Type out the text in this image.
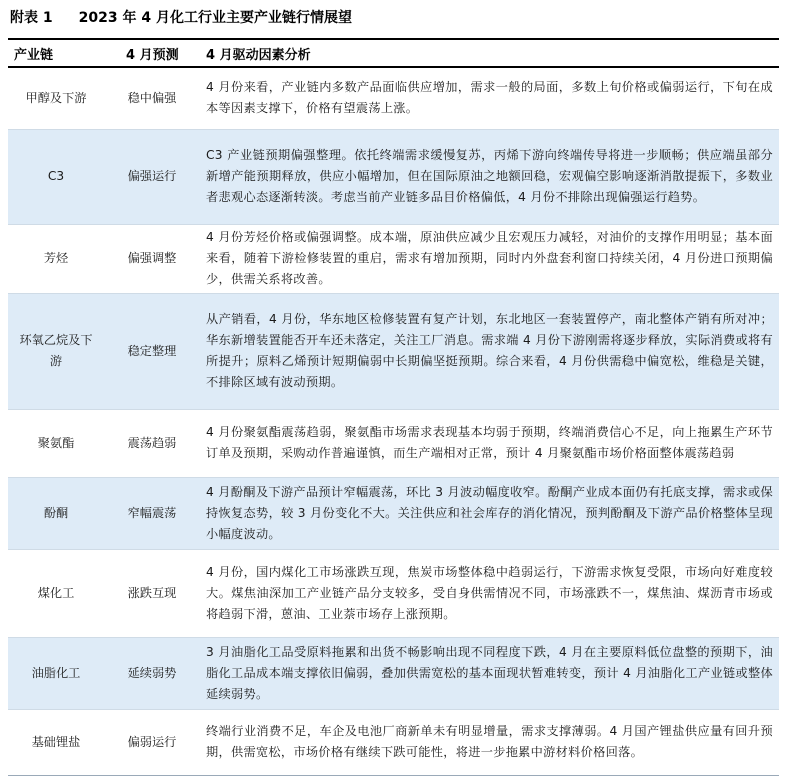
附表 1 2023 年 4 月化工行业主要产业链行情展望
产业链	4 月预测	4 月驱动因素分析
甲醇及下游	稳中偏强	4 月份来看，产业链内多数产品面临供应增加，需求一般的局面，多数上旬价格或偏弱运行，下旬在成本等因素支撑下，价格有望震荡上涨。
C3	偏强运行	C3 产业链预期偏强整理。依托终端需求缓慢复苏，丙烯下游向终端传导将进一步顺畅；供应端虽部分新增产能预期释放，供应小幅增加，但在国际原油之地额回稳，宏观偏空影响逐渐消散提振下，多数业者悲观心态逐渐转淡。考虑当前产业链多品目价格偏低，4 月份不排除出现偏强运行趋势。
芳烃	偏强调整	4 月份芳烃价格或偏强调整。成本端，原油供应减少且宏观压力减轻，对油价的支撑作用明显；基本面来看，随着下游检修装置的重启，需求有增加预期，同时内外盘套利窗口持续关闭，4 月份进口预期偏少，供需关系将改善。
环氧乙烷及下游	稳定整理	从产销看，4 月份，华东地区检修装置有复产计划，东北地区一套装置停产，南北整体产销有所对冲；华东新增装置能否开车还未落定，关注工厂消息。需求端 4 月份下游刚需将逐步释放，实际消费或将有所提升；原料乙烯预计短期偏弱中长期偏坚挺预期。综合来看，4 月份供需稳中偏宽松，维稳是关键，不排除区域有波动预期。
聚氨酯	震荡趋弱	4 月份聚氨酯震荡趋弱，聚氨酯市场需求表现基本均弱于预期，终端消费信心不足，向上拖累生产环节订单及预期，采购动作普遍谨慎，而生产端相对正常，预计 4 月聚氨酯市场价格面整体震荡趋弱
酚酮	窄幅震荡	4 月酚酮及下游产品预计窄幅震荡，环比 3 月波动幅度收窄。酚酮产业成本面仍有托底支撑，需求或保持恢复态势，较 3 月份变化不大。关注供应和社会库存的消化情况，预判酚酮及下游产品价格整体呈现小幅度波动。
煤化工	涨跌互现	4 月份，国内煤化工市场涨跌互现，焦炭市场整体稳中趋弱运行，下游需求恢复受限，市场向好难度较大。煤焦油深加工产业链产品分支较多，受自身供需情况不同，市场涨跌不一，煤焦油、煤沥青市场或将趋弱下滑，蒽油、工业萘市场存上涨预期。
油脂化工	延续弱势	3 月油脂化工品受原料拖累和出货不畅影响出现不同程度下跌，4 月在主要原料低位盘整的预期下，油脂化工品成本端支撑依旧偏弱，叠加供需宽松的基本面现状暂难转变，预计 4 月油脂化工产业链或整体延续弱势。
基础锂盐	偏弱运行	终端行业消费不足，车企及电池厂商新单未有明显增量，需求支撑薄弱。4 月国产锂盐供应量有回升预期，供需宽松，市场价格有继续下跌可能性，将进一步拖累中游材料价格回落。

Job: Output every entry verbatim. Pictures do not belong in the copy.

Expected answer:
Type out the text in this image.
附表 1 2023 年 4 月化工行业主要产业链行情展望
产业链	4 月预测	4 月驱动因素分析
甲醇及下游	稳中偏强	4 月份来看，产业链内多数产品面临供应增加，需求一般的局面，多数上旬价格或偏弱运行，下旬在成本等因素支撑下，价格有望震荡上涨。
C3	偏强运行	C3 产业链预期偏强整理。依托终端需求缓慢复苏，丙烯下游向终端传导将进一步顺畅；供应端虽部分新增产能预期释放，供应小幅增加，但在国际原油之地额回稳，宏观偏空影响逐渐消散提振下，多数业者悲观心态逐渐转淡。考虑当前产业链多品目价格偏低，4 月份不排除出现偏强运行趋势。
芳烃	偏强调整	4 月份芳烃价格或偏强调整。成本端，原油供应减少且宏观压力减轻，对油价的支撑作用明显；基本面来看，随着下游检修装置的重启，需求有增加预期，同时内外盘套利窗口持续关闭，4 月份进口预期偏少，供需关系将改善。
环氧乙烷及下游	稳定整理	从产销看，4 月份，华东地区检修装置有复产计划，东北地区一套装置停产，南北整体产销有所对冲；华东新增装置能否开车还未落定，关注工厂消息。需求端 4 月份下游刚需将逐步释放，实际消费或将有所提升；原料乙烯预计短期偏弱中长期偏坚挺预期。综合来看，4 月份供需稳中偏宽松，维稳是关键，不排除区域有波动预期。
聚氨酯	震荡趋弱	4 月份聚氨酯震荡趋弱，聚氨酯市场需求表现基本均弱于预期，终端消费信心不足，向上拖累生产环节订单及预期，采购动作普遍谨慎，而生产端相对正常，预计 4 月聚氨酯市场价格面整体震荡趋弱
酚酮	窄幅震荡	4 月酚酮及下游产品预计窄幅震荡，环比 3 月波动幅度收窄。酚酮产业成本面仍有托底支撑，需求或保持恢复态势，较 3 月份变化不大。关注供应和社会库存的消化情况，预判酚酮及下游产品价格整体呈现小幅度波动。
煤化工	涨跌互现	4 月份，国内煤化工市场涨跌互现，焦炭市场整体稳中趋弱运行，下游需求恢复受限，市场向好难度较大。煤焦油深加工产业链产品分支较多，受自身供需情况不同，市场涨跌不一，煤焦油、煤沥青市场或将趋弱下滑，蒽油、工业萘市场存上涨预期。
油脂化工	延续弱势	3 月油脂化工品受原料拖累和出货不畅影响出现不同程度下跌，4 月在主要原料低位盘整的预期下，油脂化工品成本端支撑依旧偏弱，叠加供需宽松的基本面现状暂难转变，预计 4 月油脂化工产业链或整体延续弱势。
基础锂盐	偏弱运行	终端行业消费不足，车企及电池厂商新单未有明显增量，需求支撑薄弱。4 月国产锂盐供应量有回升预期，供需宽松，市场价格有继续下跌可能性，将进一步拖累中游材料价格回落。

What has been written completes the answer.